Dataset listings of figures
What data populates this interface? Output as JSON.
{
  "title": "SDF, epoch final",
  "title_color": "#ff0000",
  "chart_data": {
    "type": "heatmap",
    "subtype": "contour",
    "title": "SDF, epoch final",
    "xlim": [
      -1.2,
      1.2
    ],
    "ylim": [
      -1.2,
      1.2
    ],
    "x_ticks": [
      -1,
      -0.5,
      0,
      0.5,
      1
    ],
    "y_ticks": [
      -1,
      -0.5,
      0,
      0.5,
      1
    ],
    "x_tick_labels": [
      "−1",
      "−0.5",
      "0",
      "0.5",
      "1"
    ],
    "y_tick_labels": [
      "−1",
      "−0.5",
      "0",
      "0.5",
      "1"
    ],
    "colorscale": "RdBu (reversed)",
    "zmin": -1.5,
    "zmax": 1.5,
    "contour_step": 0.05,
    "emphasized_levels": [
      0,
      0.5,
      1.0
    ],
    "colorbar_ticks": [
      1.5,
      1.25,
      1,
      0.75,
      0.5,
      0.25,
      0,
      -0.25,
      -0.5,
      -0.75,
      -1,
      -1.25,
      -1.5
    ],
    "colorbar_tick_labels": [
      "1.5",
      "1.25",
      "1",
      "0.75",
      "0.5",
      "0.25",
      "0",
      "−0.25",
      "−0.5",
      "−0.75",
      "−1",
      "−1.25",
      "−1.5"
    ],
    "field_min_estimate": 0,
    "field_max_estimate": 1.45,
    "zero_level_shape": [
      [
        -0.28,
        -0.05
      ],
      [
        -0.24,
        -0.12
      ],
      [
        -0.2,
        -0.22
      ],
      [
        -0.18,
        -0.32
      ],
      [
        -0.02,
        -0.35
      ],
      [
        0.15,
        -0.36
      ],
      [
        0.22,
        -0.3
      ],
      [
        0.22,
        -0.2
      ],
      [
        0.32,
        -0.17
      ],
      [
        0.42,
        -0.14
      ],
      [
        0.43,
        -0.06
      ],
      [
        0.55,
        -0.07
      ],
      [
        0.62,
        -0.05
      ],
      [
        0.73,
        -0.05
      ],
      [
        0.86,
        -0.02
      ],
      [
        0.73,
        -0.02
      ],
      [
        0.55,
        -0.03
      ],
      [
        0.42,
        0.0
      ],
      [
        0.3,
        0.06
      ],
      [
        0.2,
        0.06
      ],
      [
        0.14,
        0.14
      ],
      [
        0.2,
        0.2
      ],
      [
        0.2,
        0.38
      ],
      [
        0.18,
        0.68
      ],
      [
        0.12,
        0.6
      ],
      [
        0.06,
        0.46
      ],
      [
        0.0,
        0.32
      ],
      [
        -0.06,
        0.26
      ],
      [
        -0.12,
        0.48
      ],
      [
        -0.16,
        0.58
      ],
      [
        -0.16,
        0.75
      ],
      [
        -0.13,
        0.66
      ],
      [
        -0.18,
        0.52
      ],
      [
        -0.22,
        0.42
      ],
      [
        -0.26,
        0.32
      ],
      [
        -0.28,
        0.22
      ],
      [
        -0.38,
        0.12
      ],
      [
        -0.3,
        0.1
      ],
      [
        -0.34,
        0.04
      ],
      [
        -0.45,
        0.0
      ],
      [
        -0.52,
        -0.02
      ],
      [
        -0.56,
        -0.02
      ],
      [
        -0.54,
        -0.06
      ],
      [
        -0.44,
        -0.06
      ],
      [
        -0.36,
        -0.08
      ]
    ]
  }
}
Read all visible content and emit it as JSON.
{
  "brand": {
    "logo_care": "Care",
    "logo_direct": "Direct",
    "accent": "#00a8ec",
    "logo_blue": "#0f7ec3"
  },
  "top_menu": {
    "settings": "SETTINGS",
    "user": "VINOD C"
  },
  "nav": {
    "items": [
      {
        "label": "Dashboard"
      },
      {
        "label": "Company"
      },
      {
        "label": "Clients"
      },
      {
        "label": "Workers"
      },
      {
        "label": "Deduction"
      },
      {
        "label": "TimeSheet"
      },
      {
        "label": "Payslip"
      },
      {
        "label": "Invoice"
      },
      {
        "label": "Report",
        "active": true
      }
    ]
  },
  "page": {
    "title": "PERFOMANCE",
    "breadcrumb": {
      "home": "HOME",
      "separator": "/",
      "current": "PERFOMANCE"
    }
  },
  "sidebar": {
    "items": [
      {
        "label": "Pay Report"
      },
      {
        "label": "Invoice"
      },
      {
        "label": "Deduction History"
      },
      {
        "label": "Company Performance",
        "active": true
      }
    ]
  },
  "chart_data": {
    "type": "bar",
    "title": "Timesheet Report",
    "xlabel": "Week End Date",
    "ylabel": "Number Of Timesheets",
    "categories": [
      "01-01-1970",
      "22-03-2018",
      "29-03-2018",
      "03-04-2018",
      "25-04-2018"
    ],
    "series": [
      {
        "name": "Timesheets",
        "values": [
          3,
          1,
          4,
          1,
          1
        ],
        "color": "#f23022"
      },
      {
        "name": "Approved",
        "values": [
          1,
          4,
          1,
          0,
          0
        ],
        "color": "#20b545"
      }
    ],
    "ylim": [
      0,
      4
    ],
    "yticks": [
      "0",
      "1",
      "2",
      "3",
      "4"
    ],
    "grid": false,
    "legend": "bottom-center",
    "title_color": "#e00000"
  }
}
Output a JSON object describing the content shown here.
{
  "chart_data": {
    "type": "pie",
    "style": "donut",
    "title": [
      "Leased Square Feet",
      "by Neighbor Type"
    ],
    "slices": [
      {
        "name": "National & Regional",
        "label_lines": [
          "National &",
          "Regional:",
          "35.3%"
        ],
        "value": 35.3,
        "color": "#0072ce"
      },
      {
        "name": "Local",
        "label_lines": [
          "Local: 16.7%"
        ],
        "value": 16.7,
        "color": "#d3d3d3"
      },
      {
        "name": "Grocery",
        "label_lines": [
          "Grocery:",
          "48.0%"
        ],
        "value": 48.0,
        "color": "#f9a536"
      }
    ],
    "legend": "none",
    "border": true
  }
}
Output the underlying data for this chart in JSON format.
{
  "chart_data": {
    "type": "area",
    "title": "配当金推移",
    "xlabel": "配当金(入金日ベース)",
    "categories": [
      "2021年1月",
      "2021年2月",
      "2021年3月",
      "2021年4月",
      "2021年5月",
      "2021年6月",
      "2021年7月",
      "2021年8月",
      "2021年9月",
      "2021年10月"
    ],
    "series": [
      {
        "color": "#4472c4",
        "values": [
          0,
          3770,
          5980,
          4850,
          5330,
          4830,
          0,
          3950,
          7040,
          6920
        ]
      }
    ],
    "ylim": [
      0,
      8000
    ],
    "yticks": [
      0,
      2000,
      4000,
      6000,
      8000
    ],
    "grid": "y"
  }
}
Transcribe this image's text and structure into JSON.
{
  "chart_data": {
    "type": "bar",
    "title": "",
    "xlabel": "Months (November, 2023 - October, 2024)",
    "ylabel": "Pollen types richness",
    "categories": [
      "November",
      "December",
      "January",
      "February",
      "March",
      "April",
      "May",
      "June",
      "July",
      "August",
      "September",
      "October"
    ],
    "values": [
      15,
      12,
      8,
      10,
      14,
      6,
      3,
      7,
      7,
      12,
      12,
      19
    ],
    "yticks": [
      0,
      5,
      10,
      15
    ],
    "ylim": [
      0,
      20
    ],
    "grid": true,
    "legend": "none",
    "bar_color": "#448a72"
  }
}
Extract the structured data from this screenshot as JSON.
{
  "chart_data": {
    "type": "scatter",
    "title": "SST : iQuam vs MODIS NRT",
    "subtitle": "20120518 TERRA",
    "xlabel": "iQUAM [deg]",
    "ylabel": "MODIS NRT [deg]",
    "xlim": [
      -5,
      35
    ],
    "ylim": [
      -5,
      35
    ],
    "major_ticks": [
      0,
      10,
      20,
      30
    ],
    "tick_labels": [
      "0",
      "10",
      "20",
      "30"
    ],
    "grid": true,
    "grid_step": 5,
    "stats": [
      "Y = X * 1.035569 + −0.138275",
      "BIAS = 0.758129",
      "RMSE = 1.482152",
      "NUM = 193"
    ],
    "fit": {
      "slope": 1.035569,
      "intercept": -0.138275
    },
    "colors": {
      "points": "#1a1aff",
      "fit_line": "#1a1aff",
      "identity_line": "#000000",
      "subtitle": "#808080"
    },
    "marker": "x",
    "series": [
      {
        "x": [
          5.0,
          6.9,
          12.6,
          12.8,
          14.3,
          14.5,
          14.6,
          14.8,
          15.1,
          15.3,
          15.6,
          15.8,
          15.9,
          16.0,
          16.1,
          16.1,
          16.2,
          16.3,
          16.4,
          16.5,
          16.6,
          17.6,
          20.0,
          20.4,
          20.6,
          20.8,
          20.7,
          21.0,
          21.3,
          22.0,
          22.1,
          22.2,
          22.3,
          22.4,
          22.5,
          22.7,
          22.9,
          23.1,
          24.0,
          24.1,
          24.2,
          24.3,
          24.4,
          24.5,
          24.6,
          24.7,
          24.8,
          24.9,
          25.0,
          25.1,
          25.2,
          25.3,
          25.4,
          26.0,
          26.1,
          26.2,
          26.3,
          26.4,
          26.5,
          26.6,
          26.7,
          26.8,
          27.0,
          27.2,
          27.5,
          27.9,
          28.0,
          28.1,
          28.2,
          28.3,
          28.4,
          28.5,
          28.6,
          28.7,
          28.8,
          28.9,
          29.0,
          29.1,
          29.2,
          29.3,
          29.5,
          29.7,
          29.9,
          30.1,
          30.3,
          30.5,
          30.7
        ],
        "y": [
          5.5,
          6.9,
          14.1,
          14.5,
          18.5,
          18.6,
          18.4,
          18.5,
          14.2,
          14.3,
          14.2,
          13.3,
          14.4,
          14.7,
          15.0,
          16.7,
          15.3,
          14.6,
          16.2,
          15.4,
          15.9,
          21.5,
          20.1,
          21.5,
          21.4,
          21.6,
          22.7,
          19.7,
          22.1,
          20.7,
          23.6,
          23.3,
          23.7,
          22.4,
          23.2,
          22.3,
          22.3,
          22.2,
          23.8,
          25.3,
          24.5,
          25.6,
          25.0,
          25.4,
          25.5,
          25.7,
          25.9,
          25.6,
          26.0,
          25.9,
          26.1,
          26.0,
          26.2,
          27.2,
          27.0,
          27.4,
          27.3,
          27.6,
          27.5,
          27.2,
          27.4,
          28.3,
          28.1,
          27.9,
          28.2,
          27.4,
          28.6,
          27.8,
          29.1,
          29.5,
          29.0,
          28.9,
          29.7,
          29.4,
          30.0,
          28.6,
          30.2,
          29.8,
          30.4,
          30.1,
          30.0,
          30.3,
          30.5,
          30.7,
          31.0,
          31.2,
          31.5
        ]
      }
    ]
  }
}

» **WHAT TO DO**: Show all lines from the listing above in which "xlabel" appears.

» **SOLUTION TO THE EXERCISE**:
    "xlabel": "Week End Date",
    "xlabel": "配当金(入金日ベース)",
    "xlabel": "Months (November, 2023 - October, 2024)",
    "xlabel": "iQUAM [deg]",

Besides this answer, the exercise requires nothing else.